Below is a block of records; reproduce all of them exactly and leave out any pictures.
+++ Record set +++
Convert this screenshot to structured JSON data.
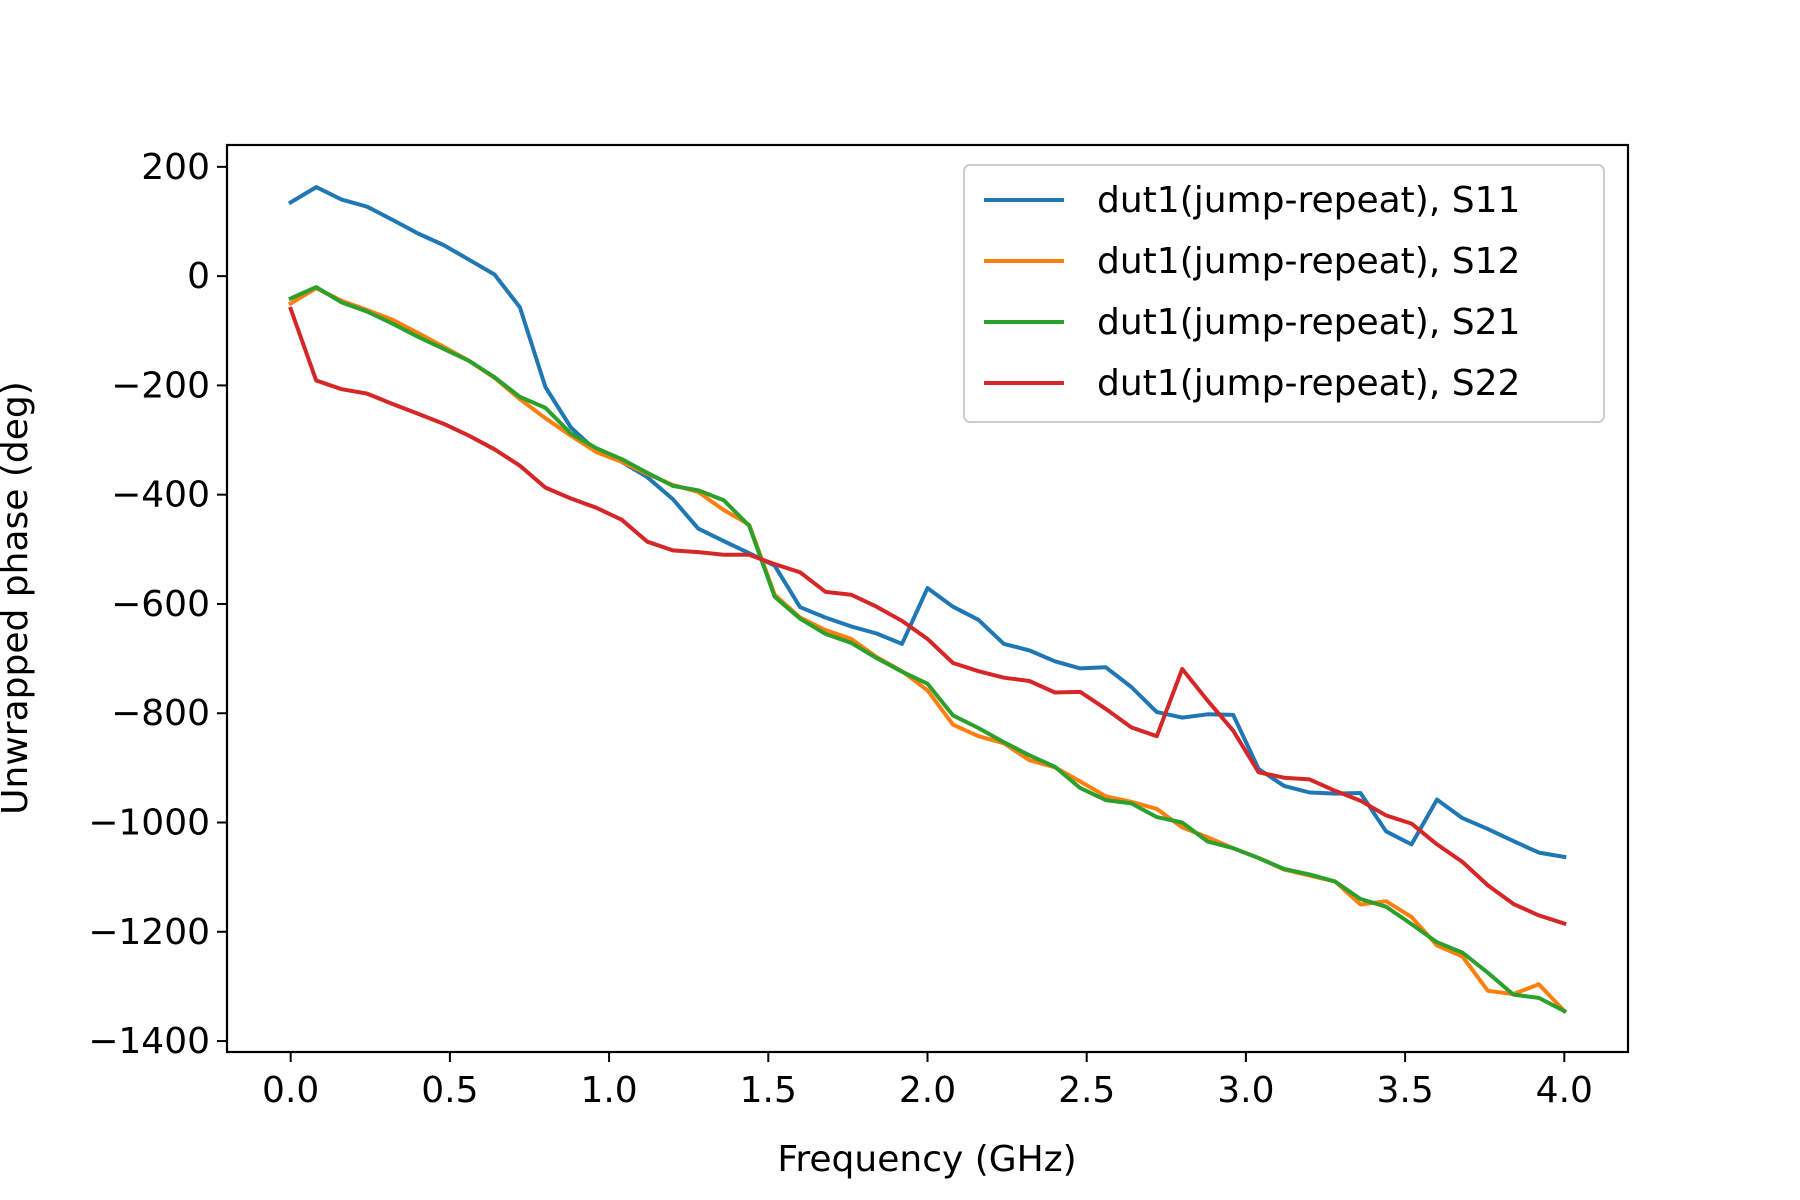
{
  "chart_data": {
    "type": "line",
    "title": "",
    "xlabel": "Frequency (GHz)",
    "ylabel": "Unwrapped phase (deg)",
    "xlim": [
      -0.2,
      4.2
    ],
    "ylim": [
      -1420,
      240
    ],
    "xticks": [
      0.0,
      0.5,
      1.0,
      1.5,
      2.0,
      2.5,
      3.0,
      3.5,
      4.0
    ],
    "xtick_labels": [
      "0.0",
      "0.5",
      "1.0",
      "1.5",
      "2.0",
      "2.5",
      "3.0",
      "3.5",
      "4.0"
    ],
    "yticks": [
      200,
      0,
      -200,
      -400,
      -600,
      -800,
      -1000,
      -1200,
      -1400
    ],
    "ytick_labels": [
      "200",
      "0",
      "−200",
      "−400",
      "−600",
      "−800",
      "−1000",
      "−1200",
      "−1400"
    ],
    "grid": false,
    "legend_position": "top-right",
    "x": [
      0.0,
      0.08,
      0.16,
      0.24,
      0.32,
      0.4,
      0.48,
      0.56,
      0.64,
      0.72,
      0.8,
      0.88,
      0.96,
      1.04,
      1.12,
      1.2,
      1.28,
      1.36,
      1.44,
      1.52,
      1.6,
      1.68,
      1.76,
      1.84,
      1.92,
      2.0,
      2.08,
      2.16,
      2.24,
      2.32,
      2.4,
      2.48,
      2.56,
      2.64,
      2.72,
      2.8,
      2.88,
      2.96,
      3.04,
      3.12,
      3.2,
      3.28,
      3.36,
      3.44,
      3.52,
      3.6,
      3.68,
      3.76,
      3.84,
      3.92,
      4.0
    ],
    "series": [
      {
        "name": "dut1(jump-repeat), S11",
        "color": "#1f77b4",
        "values": [
          135,
          163,
          140,
          127,
          103,
          78,
          57,
          30,
          3,
          -57,
          -203,
          -277,
          -320,
          -340,
          -368,
          -408,
          -462,
          -485,
          -507,
          -530,
          -606,
          -625,
          -641,
          -654,
          -673,
          -571,
          -605,
          -629,
          -673,
          -685,
          -705,
          -718,
          -716,
          -752,
          -798,
          -808,
          -802,
          -803,
          -902,
          -933,
          -945,
          -947,
          -946,
          -1016,
          -1040,
          -958,
          -992,
          -1012,
          -1034,
          -1055,
          -1063
        ]
      },
      {
        "name": "dut1(jump-repeat), S12",
        "color": "#ff7f0e",
        "values": [
          -50,
          -22,
          -45,
          -62,
          -80,
          -104,
          -129,
          -155,
          -186,
          -225,
          -260,
          -292,
          -322,
          -340,
          -362,
          -382,
          -395,
          -428,
          -455,
          -583,
          -625,
          -648,
          -664,
          -697,
          -723,
          -758,
          -821,
          -842,
          -855,
          -886,
          -899,
          -925,
          -952,
          -962,
          -975,
          -1009,
          -1027,
          -1047,
          -1065,
          -1086,
          -1097,
          -1108,
          -1150,
          -1144,
          -1173,
          -1225,
          -1245,
          -1308,
          -1314,
          -1296,
          -1345
        ]
      },
      {
        "name": "dut1(jump-repeat), S21",
        "color": "#2ca02c",
        "values": [
          -41,
          -20,
          -48,
          -65,
          -87,
          -111,
          -133,
          -155,
          -185,
          -221,
          -241,
          -288,
          -315,
          -335,
          -360,
          -384,
          -392,
          -410,
          -457,
          -587,
          -627,
          -655,
          -671,
          -699,
          -724,
          -746,
          -804,
          -827,
          -853,
          -877,
          -898,
          -937,
          -959,
          -965,
          -990,
          -1000,
          -1035,
          -1047,
          -1065,
          -1085,
          -1095,
          -1108,
          -1140,
          -1154,
          -1186,
          -1219,
          -1238,
          -1275,
          -1315,
          -1321,
          -1345
        ]
      },
      {
        "name": "dut1(jump-repeat), S22",
        "color": "#d62728",
        "values": [
          -60,
          -191,
          -207,
          -215,
          -234,
          -252,
          -270,
          -292,
          -317,
          -347,
          -387,
          -407,
          -424,
          -446,
          -486,
          -502,
          -505,
          -510,
          -510,
          -527,
          -542,
          -578,
          -583,
          -605,
          -631,
          -664,
          -708,
          -723,
          -735,
          -741,
          -762,
          -761,
          -792,
          -826,
          -842,
          -719,
          -777,
          -832,
          -908,
          -918,
          -921,
          -942,
          -960,
          -987,
          -1002,
          -1040,
          -1072,
          -1115,
          -1149,
          -1170,
          -1185
        ]
      }
    ]
  }
}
+++
● **Full response**
Convert this screenshot to structured JSON data.
{
  "chart_data": {
    "type": "line",
    "title": "",
    "xlabel": "Frequency (GHz)",
    "ylabel": "Unwrapped phase (deg)",
    "xlim": [
      -0.2,
      4.2
    ],
    "ylim": [
      -1420,
      240
    ],
    "xticks": [
      0.0,
      0.5,
      1.0,
      1.5,
      2.0,
      2.5,
      3.0,
      3.5,
      4.0
    ],
    "xtick_labels": [
      "0.0",
      "0.5",
      "1.0",
      "1.5",
      "2.0",
      "2.5",
      "3.0",
      "3.5",
      "4.0"
    ],
    "yticks": [
      200,
      0,
      -200,
      -400,
      -600,
      -800,
      -1000,
      -1200,
      -1400
    ],
    "ytick_labels": [
      "200",
      "0",
      "−200",
      "−400",
      "−600",
      "−800",
      "−1000",
      "−1200",
      "−1400"
    ],
    "grid": false,
    "legend_position": "top-right",
    "x": [
      0.0,
      0.08,
      0.16,
      0.24,
      0.32,
      0.4,
      0.48,
      0.56,
      0.64,
      0.72,
      0.8,
      0.88,
      0.96,
      1.04,
      1.12,
      1.2,
      1.28,
      1.36,
      1.44,
      1.52,
      1.6,
      1.68,
      1.76,
      1.84,
      1.92,
      2.0,
      2.08,
      2.16,
      2.24,
      2.32,
      2.4,
      2.48,
      2.56,
      2.64,
      2.72,
      2.8,
      2.88,
      2.96,
      3.04,
      3.12,
      3.2,
      3.28,
      3.36,
      3.44,
      3.52,
      3.6,
      3.68,
      3.76,
      3.84,
      3.92,
      4.0
    ],
    "series": [
      {
        "name": "dut1(jump-repeat), S11",
        "color": "#1f77b4",
        "values": [
          135,
          163,
          140,
          127,
          103,
          78,
          57,
          30,
          3,
          -57,
          -203,
          -277,
          -320,
          -340,
          -368,
          -408,
          -462,
          -485,
          -507,
          -530,
          -606,
          -625,
          -641,
          -654,
          -673,
          -571,
          -605,
          -629,
          -673,
          -685,
          -705,
          -718,
          -716,
          -752,
          -798,
          -808,
          -802,
          -803,
          -902,
          -933,
          -945,
          -947,
          -946,
          -1016,
          -1040,
          -958,
          -992,
          -1012,
          -1034,
          -1055,
          -1063
        ]
      },
      {
        "name": "dut1(jump-repeat), S12",
        "color": "#ff7f0e",
        "values": [
          -50,
          -22,
          -45,
          -62,
          -80,
          -104,
          -129,
          -155,
          -186,
          -225,
          -260,
          -292,
          -322,
          -340,
          -362,
          -382,
          -395,
          -428,
          -455,
          -583,
          -625,
          -648,
          -664,
          -697,
          -723,
          -758,
          -821,
          -842,
          -855,
          -886,
          -899,
          -925,
          -952,
          -962,
          -975,
          -1009,
          -1027,
          -1047,
          -1065,
          -1086,
          -1097,
          -1108,
          -1150,
          -1144,
          -1173,
          -1225,
          -1245,
          -1308,
          -1314,
          -1296,
          -1345
        ]
      },
      {
        "name": "dut1(jump-repeat), S21",
        "color": "#2ca02c",
        "values": [
          -41,
          -20,
          -48,
          -65,
          -87,
          -111,
          -133,
          -155,
          -185,
          -221,
          -241,
          -288,
          -315,
          -335,
          -360,
          -384,
          -392,
          -410,
          -457,
          -587,
          -627,
          -655,
          -671,
          -699,
          -724,
          -746,
          -804,
          -827,
          -853,
          -877,
          -898,
          -937,
          -959,
          -965,
          -990,
          -1000,
          -1035,
          -1047,
          -1065,
          -1085,
          -1095,
          -1108,
          -1140,
          -1154,
          -1186,
          -1219,
          -1238,
          -1275,
          -1315,
          -1321,
          -1345
        ]
      },
      {
        "name": "dut1(jump-repeat), S22",
        "color": "#d62728",
        "values": [
          -60,
          -191,
          -207,
          -215,
          -234,
          -252,
          -270,
          -292,
          -317,
          -347,
          -387,
          -407,
          -424,
          -446,
          -486,
          -502,
          -505,
          -510,
          -510,
          -527,
          -542,
          -578,
          -583,
          -605,
          -631,
          -664,
          -708,
          -723,
          -735,
          -741,
          -762,
          -761,
          -792,
          -826,
          -842,
          -719,
          -777,
          -832,
          -908,
          -918,
          -921,
          -942,
          -960,
          -987,
          -1002,
          -1040,
          -1072,
          -1115,
          -1149,
          -1170,
          -1185
        ]
      }
    ]
  }
}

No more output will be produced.